— Start Extracted material —

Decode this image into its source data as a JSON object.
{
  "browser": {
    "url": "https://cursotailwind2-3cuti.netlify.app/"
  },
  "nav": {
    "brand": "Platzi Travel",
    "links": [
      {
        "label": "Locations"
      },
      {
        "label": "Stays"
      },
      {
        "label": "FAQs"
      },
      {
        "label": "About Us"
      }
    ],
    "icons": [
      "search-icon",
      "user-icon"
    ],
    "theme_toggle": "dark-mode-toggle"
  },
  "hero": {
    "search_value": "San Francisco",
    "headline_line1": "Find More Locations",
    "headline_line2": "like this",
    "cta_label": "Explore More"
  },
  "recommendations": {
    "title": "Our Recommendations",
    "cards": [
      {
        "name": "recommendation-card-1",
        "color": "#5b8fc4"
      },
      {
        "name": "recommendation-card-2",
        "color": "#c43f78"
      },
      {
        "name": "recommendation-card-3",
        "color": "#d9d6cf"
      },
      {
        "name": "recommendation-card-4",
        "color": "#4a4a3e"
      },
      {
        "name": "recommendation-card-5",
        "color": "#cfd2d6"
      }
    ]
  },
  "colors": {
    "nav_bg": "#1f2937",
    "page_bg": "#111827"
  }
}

— End Extracted material —

Exercise
Copy out each line of the material that holds the word "this".

Solved problem
Decode this image into its source data as a JSON object.
    "headline_line2": "like this",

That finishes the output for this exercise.